[Recorded data]
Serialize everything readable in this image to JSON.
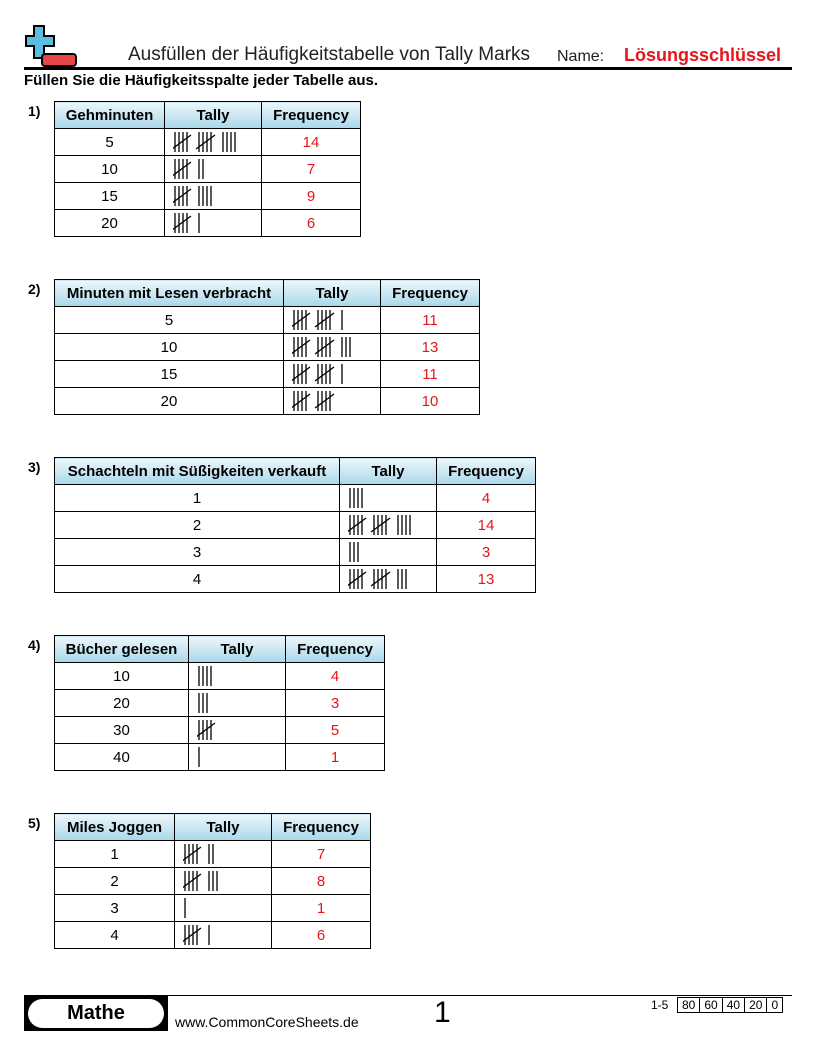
{
  "header": {
    "title": "Ausfüllen der Häufigkeitstabelle von Tally Marks",
    "name_label": "Name:",
    "name_value": "Lösungsschlüssel",
    "instructions": "Füllen Sie die Häufigkeitsspalte jeder Tabelle aus."
  },
  "colors": {
    "accent_red": "#e8141c",
    "logo_blue": "#5bbde0",
    "header_gradient": "#a9d7ea"
  },
  "problems": [
    {
      "num": "1)",
      "headers": [
        "Gehminuten",
        "Tally",
        "Frequency"
      ],
      "rows": [
        {
          "value": "5",
          "tally": 14,
          "frequency": "14"
        },
        {
          "value": "10",
          "tally": 7,
          "frequency": "7"
        },
        {
          "value": "15",
          "tally": 9,
          "frequency": "9"
        },
        {
          "value": "20",
          "tally": 6,
          "frequency": "6"
        }
      ]
    },
    {
      "num": "2)",
      "headers": [
        "Minuten mit Lesen verbracht",
        "Tally",
        "Frequency"
      ],
      "rows": [
        {
          "value": "5",
          "tally": 11,
          "frequency": "11"
        },
        {
          "value": "10",
          "tally": 13,
          "frequency": "13"
        },
        {
          "value": "15",
          "tally": 11,
          "frequency": "11"
        },
        {
          "value": "20",
          "tally": 10,
          "frequency": "10"
        }
      ]
    },
    {
      "num": "3)",
      "headers": [
        "Schachteln mit Süßigkeiten verkauft",
        "Tally",
        "Frequency"
      ],
      "rows": [
        {
          "value": "1",
          "tally": 4,
          "frequency": "4"
        },
        {
          "value": "2",
          "tally": 14,
          "frequency": "14"
        },
        {
          "value": "3",
          "tally": 3,
          "frequency": "3"
        },
        {
          "value": "4",
          "tally": 13,
          "frequency": "13"
        }
      ]
    },
    {
      "num": "4)",
      "headers": [
        "Bücher gelesen",
        "Tally",
        "Frequency"
      ],
      "rows": [
        {
          "value": "10",
          "tally": 4,
          "frequency": "4"
        },
        {
          "value": "20",
          "tally": 3,
          "frequency": "3"
        },
        {
          "value": "30",
          "tally": 5,
          "frequency": "5"
        },
        {
          "value": "40",
          "tally": 1,
          "frequency": "1"
        }
      ]
    },
    {
      "num": "5)",
      "headers": [
        "Miles Joggen",
        "Tally",
        "Frequency"
      ],
      "rows": [
        {
          "value": "1",
          "tally": 7,
          "frequency": "7"
        },
        {
          "value": "2",
          "tally": 8,
          "frequency": "8"
        },
        {
          "value": "3",
          "tally": 1,
          "frequency": "1"
        },
        {
          "value": "4",
          "tally": 6,
          "frequency": "6"
        }
      ]
    }
  ],
  "footer": {
    "brand": "Mathe",
    "url": "www.CommonCoreSheets.de",
    "page": "1",
    "range": "1-5",
    "scores": [
      "80",
      "60",
      "40",
      "20",
      "0"
    ]
  }
}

• _WRITTEN TASK_
Reproduce the full listing faithfully, but do not carry over any pictures.

• _RESPONSE BELOW_
Serialize everything readable in this image to JSON.
{
  "header": {
    "title": "Ausfüllen der Häufigkeitstabelle von Tally Marks",
    "name_label": "Name:",
    "name_value": "Lösungsschlüssel",
    "instructions": "Füllen Sie die Häufigkeitsspalte jeder Tabelle aus."
  },
  "colors": {
    "accent_red": "#e8141c",
    "logo_blue": "#5bbde0",
    "header_gradient": "#a9d7ea"
  },
  "problems": [
    {
      "num": "1)",
      "headers": [
        "Gehminuten",
        "Tally",
        "Frequency"
      ],
      "rows": [
        {
          "value": "5",
          "tally": 14,
          "frequency": "14"
        },
        {
          "value": "10",
          "tally": 7,
          "frequency": "7"
        },
        {
          "value": "15",
          "tally": 9,
          "frequency": "9"
        },
        {
          "value": "20",
          "tally": 6,
          "frequency": "6"
        }
      ]
    },
    {
      "num": "2)",
      "headers": [
        "Minuten mit Lesen verbracht",
        "Tally",
        "Frequency"
      ],
      "rows": [
        {
          "value": "5",
          "tally": 11,
          "frequency": "11"
        },
        {
          "value": "10",
          "tally": 13,
          "frequency": "13"
        },
        {
          "value": "15",
          "tally": 11,
          "frequency": "11"
        },
        {
          "value": "20",
          "tally": 10,
          "frequency": "10"
        }
      ]
    },
    {
      "num": "3)",
      "headers": [
        "Schachteln mit Süßigkeiten verkauft",
        "Tally",
        "Frequency"
      ],
      "rows": [
        {
          "value": "1",
          "tally": 4,
          "frequency": "4"
        },
        {
          "value": "2",
          "tally": 14,
          "frequency": "14"
        },
        {
          "value": "3",
          "tally": 3,
          "frequency": "3"
        },
        {
          "value": "4",
          "tally": 13,
          "frequency": "13"
        }
      ]
    },
    {
      "num": "4)",
      "headers": [
        "Bücher gelesen",
        "Tally",
        "Frequency"
      ],
      "rows": [
        {
          "value": "10",
          "tally": 4,
          "frequency": "4"
        },
        {
          "value": "20",
          "tally": 3,
          "frequency": "3"
        },
        {
          "value": "30",
          "tally": 5,
          "frequency": "5"
        },
        {
          "value": "40",
          "tally": 1,
          "frequency": "1"
        }
      ]
    },
    {
      "num": "5)",
      "headers": [
        "Miles Joggen",
        "Tally",
        "Frequency"
      ],
      "rows": [
        {
          "value": "1",
          "tally": 7,
          "frequency": "7"
        },
        {
          "value": "2",
          "tally": 8,
          "frequency": "8"
        },
        {
          "value": "3",
          "tally": 1,
          "frequency": "1"
        },
        {
          "value": "4",
          "tally": 6,
          "frequency": "6"
        }
      ]
    }
  ],
  "footer": {
    "brand": "Mathe",
    "url": "www.CommonCoreSheets.de",
    "page": "1",
    "range": "1-5",
    "scores": [
      "80",
      "60",
      "40",
      "20",
      "0"
    ]
  }
}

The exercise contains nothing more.